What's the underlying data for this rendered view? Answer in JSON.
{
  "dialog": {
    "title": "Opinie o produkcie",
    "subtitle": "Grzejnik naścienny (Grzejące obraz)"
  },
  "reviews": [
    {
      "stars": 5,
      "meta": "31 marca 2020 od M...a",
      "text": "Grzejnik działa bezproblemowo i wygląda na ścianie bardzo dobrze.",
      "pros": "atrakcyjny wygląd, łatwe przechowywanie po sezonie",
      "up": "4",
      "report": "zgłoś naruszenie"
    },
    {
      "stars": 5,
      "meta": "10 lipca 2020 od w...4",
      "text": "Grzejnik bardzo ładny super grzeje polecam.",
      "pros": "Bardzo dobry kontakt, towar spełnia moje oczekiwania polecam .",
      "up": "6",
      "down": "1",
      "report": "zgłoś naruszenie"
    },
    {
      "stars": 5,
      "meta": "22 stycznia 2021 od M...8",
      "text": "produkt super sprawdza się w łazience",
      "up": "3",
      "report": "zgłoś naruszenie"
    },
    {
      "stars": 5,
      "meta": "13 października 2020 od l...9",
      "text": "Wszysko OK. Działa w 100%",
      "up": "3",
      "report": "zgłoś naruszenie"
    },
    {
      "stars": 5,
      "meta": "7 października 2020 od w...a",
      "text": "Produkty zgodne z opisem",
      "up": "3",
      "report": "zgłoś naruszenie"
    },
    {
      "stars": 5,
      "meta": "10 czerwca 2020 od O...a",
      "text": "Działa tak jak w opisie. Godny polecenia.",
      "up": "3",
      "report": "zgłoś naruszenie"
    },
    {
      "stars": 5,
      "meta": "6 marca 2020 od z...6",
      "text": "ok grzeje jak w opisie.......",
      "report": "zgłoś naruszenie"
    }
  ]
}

• EXERCISE
Transcribe every record above exactly as it appears.

• EXERCISE RESPONSE
What's the underlying data for this rendered view? Answer in JSON.
{
  "dialog": {
    "title": "Opinie o produkcie",
    "subtitle": "Grzejnik naścienny (Grzejące obraz)"
  },
  "reviews": [
    {
      "stars": 5,
      "meta": "31 marca 2020 od M...a",
      "text": "Grzejnik działa bezproblemowo i wygląda na ścianie bardzo dobrze.",
      "pros": "atrakcyjny wygląd, łatwe przechowywanie po sezonie",
      "up": "4",
      "report": "zgłoś naruszenie"
    },
    {
      "stars": 5,
      "meta": "10 lipca 2020 od w...4",
      "text": "Grzejnik bardzo ładny super grzeje polecam.",
      "pros": "Bardzo dobry kontakt, towar spełnia moje oczekiwania polecam .",
      "up": "6",
      "down": "1",
      "report": "zgłoś naruszenie"
    },
    {
      "stars": 5,
      "meta": "22 stycznia 2021 od M...8",
      "text": "produkt super sprawdza się w łazience",
      "up": "3",
      "report": "zgłoś naruszenie"
    },
    {
      "stars": 5,
      "meta": "13 października 2020 od l...9",
      "text": "Wszysko OK. Działa w 100%",
      "up": "3",
      "report": "zgłoś naruszenie"
    },
    {
      "stars": 5,
      "meta": "7 października 2020 od w...a",
      "text": "Produkty zgodne z opisem",
      "up": "3",
      "report": "zgłoś naruszenie"
    },
    {
      "stars": 5,
      "meta": "10 czerwca 2020 od O...a",
      "text": "Działa tak jak w opisie. Godny polecenia.",
      "up": "3",
      "report": "zgłoś naruszenie"
    },
    {
      "stars": 5,
      "meta": "6 marca 2020 od z...6",
      "text": "ok grzeje jak w opisie.......",
      "report": "zgłoś naruszenie"
    }
  ]
}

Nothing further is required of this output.